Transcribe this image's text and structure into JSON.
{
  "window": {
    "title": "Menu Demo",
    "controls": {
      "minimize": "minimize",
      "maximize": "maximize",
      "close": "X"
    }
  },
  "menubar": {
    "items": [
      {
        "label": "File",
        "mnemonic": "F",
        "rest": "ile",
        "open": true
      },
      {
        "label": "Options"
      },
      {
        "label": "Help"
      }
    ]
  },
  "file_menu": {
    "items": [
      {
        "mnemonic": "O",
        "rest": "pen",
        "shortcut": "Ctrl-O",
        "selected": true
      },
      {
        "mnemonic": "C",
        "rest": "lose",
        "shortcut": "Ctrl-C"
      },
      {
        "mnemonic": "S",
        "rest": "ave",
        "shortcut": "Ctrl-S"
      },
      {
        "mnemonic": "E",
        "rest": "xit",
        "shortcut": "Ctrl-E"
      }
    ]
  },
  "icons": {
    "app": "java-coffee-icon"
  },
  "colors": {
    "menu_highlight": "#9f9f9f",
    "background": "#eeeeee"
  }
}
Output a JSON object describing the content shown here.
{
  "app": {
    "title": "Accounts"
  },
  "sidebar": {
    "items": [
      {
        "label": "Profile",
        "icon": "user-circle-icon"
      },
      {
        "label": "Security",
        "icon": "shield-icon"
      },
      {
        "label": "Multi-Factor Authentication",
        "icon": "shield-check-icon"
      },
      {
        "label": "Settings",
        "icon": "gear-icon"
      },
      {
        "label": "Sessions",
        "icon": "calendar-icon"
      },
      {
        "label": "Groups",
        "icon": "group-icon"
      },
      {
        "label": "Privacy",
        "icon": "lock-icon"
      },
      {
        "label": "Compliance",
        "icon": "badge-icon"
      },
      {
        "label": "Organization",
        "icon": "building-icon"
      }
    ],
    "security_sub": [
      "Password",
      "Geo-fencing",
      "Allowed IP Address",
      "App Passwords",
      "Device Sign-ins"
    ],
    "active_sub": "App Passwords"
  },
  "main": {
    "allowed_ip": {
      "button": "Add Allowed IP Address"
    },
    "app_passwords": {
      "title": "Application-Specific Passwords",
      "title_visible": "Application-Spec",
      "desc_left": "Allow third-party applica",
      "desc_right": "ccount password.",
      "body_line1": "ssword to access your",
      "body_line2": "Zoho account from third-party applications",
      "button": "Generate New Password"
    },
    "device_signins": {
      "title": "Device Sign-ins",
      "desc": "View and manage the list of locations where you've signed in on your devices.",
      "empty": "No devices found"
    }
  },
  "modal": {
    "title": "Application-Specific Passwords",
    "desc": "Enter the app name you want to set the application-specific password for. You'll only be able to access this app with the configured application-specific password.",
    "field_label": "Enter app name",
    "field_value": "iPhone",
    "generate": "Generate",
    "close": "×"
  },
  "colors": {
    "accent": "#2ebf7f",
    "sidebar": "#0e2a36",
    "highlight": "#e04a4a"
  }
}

===============

Copy out each line exactly.

Transcribe this image's text and structure into JSON.
{
  "window": {
    "title": "Menu Demo",
    "controls": {
      "minimize": "minimize",
      "maximize": "maximize",
      "close": "X"
    }
  },
  "menubar": {
    "items": [
      {
        "label": "File",
        "mnemonic": "F",
        "rest": "ile",
        "open": true
      },
      {
        "label": "Options"
      },
      {
        "label": "Help"
      }
    ]
  },
  "file_menu": {
    "items": [
      {
        "mnemonic": "O",
        "rest": "pen",
        "shortcut": "Ctrl-O",
        "selected": true
      },
      {
        "mnemonic": "C",
        "rest": "lose",
        "shortcut": "Ctrl-C"
      },
      {
        "mnemonic": "S",
        "rest": "ave",
        "shortcut": "Ctrl-S"
      },
      {
        "mnemonic": "E",
        "rest": "xit",
        "shortcut": "Ctrl-E"
      }
    ]
  },
  "icons": {
    "app": "java-coffee-icon"
  },
  "colors": {
    "menu_highlight": "#9f9f9f",
    "background": "#eeeeee"
  }
}
Output a JSON object describing the content shown here.
{
  "app": {
    "title": "Accounts"
  },
  "sidebar": {
    "items": [
      {
        "label": "Profile",
        "icon": "user-circle-icon"
      },
      {
        "label": "Security",
        "icon": "shield-icon"
      },
      {
        "label": "Multi-Factor Authentication",
        "icon": "shield-check-icon"
      },
      {
        "label": "Settings",
        "icon": "gear-icon"
      },
      {
        "label": "Sessions",
        "icon": "calendar-icon"
      },
      {
        "label": "Groups",
        "icon": "group-icon"
      },
      {
        "label": "Privacy",
        "icon": "lock-icon"
      },
      {
        "label": "Compliance",
        "icon": "badge-icon"
      },
      {
        "label": "Organization",
        "icon": "building-icon"
      }
    ],
    "security_sub": [
      "Password",
      "Geo-fencing",
      "Allowed IP Address",
      "App Passwords",
      "Device Sign-ins"
    ],
    "active_sub": "App Passwords"
  },
  "main": {
    "allowed_ip": {
      "button": "Add Allowed IP Address"
    },
    "app_passwords": {
      "title": "Application-Specific Passwords",
      "title_visible": "Application-Spec",
      "desc_left": "Allow third-party applica",
      "desc_right": "ccount password.",
      "body_line1": "ssword to access your",
      "body_line2": "Zoho account from third-party applications",
      "button": "Generate New Password"
    },
    "device_signins": {
      "title": "Device Sign-ins",
      "desc": "View and manage the list of locations where you've signed in on your devices.",
      "empty": "No devices found"
    }
  },
  "modal": {
    "title": "Application-Specific Passwords",
    "desc": "Enter the app name you want to set the application-specific password for. You'll only be able to access this app with the configured application-specific password.",
    "field_label": "Enter app name",
    "field_value": "iPhone",
    "generate": "Generate",
    "close": "×"
  },
  "colors": {
    "accent": "#2ebf7f",
    "sidebar": "#0e2a36",
    "highlight": "#e04a4a"
  }
}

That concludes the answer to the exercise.